- _REQUIRED TASK_: Every line below that holds the string "fase" should be copied out.

- _DATA LISTING_:
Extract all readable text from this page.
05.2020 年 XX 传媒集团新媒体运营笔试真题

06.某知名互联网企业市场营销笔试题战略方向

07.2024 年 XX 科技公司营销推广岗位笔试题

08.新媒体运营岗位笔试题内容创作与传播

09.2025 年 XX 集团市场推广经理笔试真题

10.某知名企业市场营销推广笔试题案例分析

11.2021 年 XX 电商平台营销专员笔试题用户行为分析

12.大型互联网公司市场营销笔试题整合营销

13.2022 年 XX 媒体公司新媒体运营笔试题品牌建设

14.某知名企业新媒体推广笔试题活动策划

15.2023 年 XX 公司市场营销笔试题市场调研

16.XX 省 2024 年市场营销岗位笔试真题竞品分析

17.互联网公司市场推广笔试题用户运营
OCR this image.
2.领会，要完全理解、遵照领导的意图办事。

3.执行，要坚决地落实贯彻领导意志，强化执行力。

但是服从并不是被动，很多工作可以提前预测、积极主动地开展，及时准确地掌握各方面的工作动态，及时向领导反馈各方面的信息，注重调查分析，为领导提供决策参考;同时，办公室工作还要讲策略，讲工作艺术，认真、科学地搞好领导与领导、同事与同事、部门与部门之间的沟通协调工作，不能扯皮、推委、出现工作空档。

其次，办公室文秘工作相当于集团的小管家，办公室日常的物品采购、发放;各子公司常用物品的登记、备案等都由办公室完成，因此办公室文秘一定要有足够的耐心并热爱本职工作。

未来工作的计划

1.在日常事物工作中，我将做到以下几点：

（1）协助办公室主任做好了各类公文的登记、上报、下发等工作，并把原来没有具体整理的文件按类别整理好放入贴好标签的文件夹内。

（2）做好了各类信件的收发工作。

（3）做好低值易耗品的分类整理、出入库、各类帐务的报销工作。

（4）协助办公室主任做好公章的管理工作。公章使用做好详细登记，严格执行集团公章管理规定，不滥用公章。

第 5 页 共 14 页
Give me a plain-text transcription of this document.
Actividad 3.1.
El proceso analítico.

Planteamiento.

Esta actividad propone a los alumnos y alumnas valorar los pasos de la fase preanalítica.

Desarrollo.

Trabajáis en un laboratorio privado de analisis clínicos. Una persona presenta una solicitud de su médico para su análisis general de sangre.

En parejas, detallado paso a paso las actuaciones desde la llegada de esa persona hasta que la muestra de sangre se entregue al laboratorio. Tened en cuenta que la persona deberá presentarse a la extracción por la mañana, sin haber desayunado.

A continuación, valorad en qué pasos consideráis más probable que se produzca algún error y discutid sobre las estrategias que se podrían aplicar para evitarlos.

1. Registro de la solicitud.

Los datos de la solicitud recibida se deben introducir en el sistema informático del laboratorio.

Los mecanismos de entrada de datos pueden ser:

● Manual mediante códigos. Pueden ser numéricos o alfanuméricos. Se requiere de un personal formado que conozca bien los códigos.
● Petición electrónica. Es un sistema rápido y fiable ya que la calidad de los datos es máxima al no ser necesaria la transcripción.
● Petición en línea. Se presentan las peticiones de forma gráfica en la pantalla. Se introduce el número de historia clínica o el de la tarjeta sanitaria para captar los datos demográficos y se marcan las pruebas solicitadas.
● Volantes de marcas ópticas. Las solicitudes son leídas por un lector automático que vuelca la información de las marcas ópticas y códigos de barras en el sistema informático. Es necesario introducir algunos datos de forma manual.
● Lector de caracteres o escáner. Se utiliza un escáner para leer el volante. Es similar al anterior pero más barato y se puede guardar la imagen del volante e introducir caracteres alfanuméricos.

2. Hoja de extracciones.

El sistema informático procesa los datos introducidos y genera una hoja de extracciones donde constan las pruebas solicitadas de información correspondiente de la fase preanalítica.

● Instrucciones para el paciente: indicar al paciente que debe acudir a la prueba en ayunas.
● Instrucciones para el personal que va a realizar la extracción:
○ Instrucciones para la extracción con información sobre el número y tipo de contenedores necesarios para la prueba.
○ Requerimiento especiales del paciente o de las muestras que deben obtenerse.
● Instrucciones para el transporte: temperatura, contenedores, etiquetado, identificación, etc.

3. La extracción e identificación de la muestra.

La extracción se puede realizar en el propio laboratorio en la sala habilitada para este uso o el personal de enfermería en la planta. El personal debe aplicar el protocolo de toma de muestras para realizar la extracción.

- _EXERCISE ANSWER_:
Esta actividad propone a los alumnos y alumnas valorar los pasos de la fase preanalítica.
El sistema informático procesa los datos introducidos y genera una hoja de extracciones donde constan las pruebas solicitadas de información correspondiente de la fase preanalítica.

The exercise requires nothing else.